Exercise
Please copy the lines of the listing below exactly, from the line containing "comment-likes[interactable]: 1 like" through the last line of the listing, both included.

Data section
■ ■ ■
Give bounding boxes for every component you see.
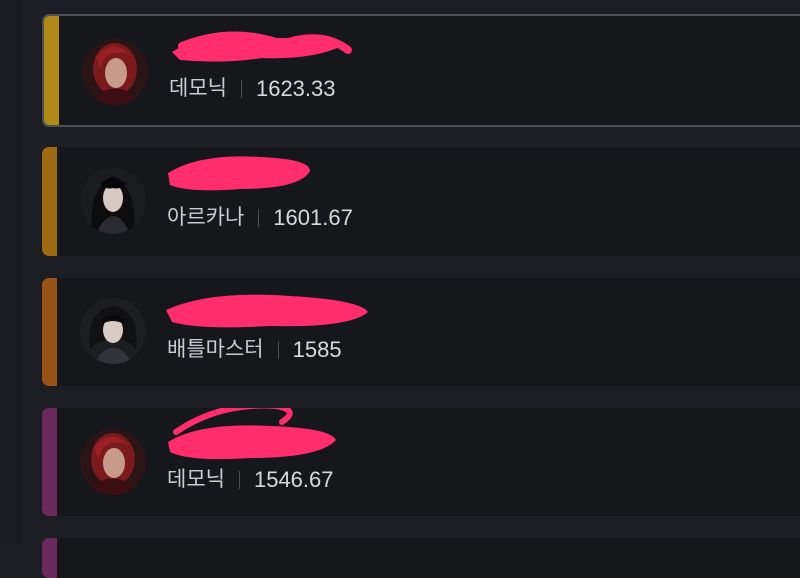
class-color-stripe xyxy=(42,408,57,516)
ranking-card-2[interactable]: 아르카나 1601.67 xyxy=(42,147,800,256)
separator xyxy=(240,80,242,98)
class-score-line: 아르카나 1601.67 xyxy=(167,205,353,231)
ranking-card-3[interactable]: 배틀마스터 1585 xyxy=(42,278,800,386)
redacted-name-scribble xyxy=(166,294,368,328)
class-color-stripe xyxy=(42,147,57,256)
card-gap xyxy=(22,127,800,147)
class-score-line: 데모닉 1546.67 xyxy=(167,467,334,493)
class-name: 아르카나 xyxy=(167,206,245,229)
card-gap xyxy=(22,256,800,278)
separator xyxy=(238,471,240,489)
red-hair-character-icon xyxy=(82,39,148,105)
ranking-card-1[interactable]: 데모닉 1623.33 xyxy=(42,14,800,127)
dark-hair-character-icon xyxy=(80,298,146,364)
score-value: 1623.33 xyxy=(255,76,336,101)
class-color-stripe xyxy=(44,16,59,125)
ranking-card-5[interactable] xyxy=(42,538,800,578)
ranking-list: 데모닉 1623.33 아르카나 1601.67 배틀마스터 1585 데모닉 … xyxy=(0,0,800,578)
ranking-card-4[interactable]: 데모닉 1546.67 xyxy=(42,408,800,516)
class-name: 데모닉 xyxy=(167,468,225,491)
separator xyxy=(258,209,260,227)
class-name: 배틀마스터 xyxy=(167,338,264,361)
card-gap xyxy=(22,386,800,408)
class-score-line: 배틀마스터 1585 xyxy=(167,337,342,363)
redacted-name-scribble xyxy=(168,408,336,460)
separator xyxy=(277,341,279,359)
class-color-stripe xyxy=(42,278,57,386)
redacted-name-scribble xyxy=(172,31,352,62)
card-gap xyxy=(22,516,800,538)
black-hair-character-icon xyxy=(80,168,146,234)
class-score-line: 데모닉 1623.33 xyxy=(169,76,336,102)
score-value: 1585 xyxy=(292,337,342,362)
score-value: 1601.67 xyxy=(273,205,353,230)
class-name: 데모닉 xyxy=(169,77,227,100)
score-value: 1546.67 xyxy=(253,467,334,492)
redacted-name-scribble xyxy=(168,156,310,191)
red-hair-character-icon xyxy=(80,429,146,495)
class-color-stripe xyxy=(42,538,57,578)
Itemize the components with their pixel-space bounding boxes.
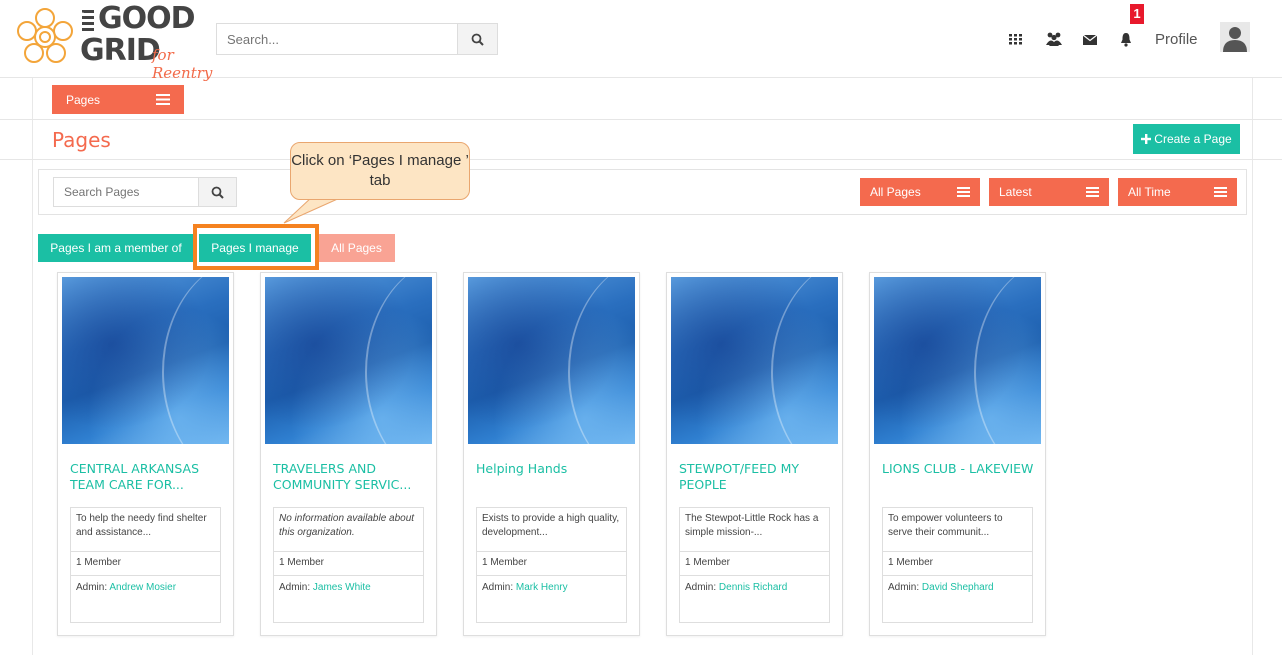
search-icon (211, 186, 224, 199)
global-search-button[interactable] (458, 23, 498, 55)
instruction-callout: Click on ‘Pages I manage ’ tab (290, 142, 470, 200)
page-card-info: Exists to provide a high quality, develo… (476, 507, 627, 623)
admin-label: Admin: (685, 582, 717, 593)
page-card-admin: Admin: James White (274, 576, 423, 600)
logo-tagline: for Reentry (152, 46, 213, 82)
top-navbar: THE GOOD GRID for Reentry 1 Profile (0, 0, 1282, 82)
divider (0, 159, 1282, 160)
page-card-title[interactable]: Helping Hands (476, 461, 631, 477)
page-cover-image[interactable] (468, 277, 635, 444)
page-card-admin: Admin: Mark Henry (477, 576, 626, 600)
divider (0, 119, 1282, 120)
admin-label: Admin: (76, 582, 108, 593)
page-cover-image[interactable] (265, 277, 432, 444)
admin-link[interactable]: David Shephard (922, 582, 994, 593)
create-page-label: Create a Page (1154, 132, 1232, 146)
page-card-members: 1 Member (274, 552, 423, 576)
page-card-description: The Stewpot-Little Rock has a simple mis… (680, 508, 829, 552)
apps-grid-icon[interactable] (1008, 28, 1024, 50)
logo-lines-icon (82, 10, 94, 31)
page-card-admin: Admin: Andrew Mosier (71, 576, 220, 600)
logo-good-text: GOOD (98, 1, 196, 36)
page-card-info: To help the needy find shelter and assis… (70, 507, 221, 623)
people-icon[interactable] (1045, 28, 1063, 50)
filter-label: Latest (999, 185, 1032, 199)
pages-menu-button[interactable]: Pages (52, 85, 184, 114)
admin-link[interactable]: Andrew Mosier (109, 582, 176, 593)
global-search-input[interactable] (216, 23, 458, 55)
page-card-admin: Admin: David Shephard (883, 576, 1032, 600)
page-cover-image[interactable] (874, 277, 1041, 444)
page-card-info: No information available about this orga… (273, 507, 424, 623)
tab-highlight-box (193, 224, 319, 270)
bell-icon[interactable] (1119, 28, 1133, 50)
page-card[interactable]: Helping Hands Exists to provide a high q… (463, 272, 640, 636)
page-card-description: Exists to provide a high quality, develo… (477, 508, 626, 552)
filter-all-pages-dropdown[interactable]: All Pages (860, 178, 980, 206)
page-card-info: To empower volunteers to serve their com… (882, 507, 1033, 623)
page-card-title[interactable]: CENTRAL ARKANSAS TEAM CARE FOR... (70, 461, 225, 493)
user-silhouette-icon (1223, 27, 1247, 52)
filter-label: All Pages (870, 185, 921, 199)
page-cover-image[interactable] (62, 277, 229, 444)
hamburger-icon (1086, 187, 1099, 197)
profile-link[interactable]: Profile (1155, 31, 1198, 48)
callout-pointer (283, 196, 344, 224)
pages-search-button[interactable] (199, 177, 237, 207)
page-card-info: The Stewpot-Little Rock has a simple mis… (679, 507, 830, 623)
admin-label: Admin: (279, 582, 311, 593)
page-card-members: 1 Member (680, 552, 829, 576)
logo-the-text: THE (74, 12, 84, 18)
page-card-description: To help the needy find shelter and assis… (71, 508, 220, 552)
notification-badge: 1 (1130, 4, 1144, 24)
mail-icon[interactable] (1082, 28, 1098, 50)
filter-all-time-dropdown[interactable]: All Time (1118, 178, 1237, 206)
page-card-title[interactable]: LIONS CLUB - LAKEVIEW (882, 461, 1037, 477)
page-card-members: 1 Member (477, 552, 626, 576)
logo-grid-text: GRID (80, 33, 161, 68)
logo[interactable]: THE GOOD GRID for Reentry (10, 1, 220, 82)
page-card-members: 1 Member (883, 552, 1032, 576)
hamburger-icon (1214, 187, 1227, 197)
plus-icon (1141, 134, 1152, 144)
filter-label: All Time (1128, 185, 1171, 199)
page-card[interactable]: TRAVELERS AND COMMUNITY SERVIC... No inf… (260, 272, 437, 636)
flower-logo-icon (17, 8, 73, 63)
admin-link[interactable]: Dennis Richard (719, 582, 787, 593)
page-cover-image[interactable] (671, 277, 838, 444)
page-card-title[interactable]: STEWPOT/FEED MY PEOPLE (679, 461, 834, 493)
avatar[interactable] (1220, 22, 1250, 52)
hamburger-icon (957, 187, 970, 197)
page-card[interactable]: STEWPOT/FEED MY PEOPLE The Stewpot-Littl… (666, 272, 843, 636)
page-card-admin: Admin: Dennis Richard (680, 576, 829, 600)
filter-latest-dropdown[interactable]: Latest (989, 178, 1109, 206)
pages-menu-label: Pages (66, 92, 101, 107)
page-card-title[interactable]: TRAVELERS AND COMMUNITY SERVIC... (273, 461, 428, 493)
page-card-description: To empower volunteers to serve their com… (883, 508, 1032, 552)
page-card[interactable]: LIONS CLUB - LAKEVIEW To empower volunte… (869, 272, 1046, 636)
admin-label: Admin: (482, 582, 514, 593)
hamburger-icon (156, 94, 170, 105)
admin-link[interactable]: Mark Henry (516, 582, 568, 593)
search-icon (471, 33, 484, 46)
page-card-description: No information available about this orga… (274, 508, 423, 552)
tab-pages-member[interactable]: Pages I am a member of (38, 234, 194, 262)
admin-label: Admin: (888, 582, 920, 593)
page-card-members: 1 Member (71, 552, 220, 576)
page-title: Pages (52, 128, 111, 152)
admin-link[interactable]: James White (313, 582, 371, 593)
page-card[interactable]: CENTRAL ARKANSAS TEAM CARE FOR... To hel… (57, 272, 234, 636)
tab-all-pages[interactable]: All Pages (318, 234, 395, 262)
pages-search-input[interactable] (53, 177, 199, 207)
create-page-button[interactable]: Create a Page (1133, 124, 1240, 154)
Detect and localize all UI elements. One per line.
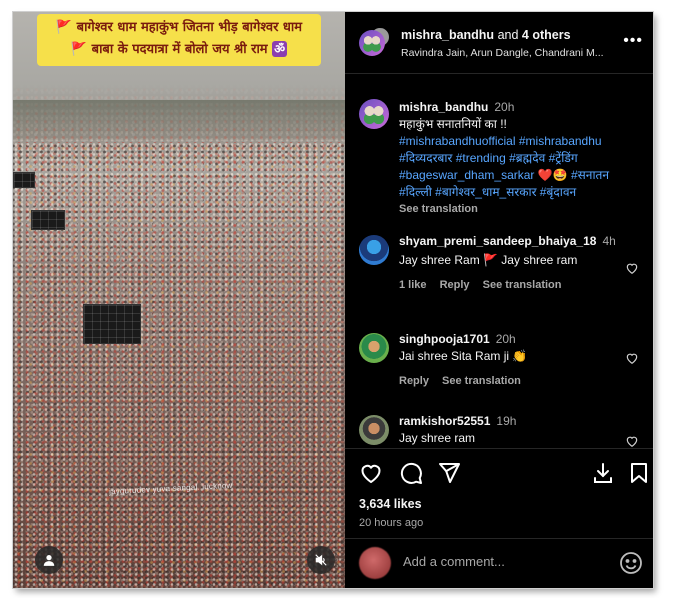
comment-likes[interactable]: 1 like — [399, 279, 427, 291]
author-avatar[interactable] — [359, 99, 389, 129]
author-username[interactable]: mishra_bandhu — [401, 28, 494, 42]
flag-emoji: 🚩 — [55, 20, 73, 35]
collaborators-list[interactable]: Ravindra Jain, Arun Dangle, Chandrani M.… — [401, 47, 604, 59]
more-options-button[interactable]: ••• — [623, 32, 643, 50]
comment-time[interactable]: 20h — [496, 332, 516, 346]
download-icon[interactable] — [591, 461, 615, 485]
■ ■ ■
Correct response
comment-likes[interactable]: 1 like — [399, 279, 427, 291]
author-avatar[interactable] — [359, 99, 389, 129]
author-username[interactable]: mishra_bandhu — [401, 28, 494, 42]
flag-emoji: 🚩 — [55, 20, 73, 35]
collaborators-list[interactable]: Ravindra Jain, Arun Dangle, Chandrani M.… — [401, 47, 604, 59]
more-options-button[interactable]: ••• — [623, 32, 643, 50]
comment-time[interactable]: 20h — [496, 332, 516, 346]
download-icon[interactable] — [591, 461, 615, 485]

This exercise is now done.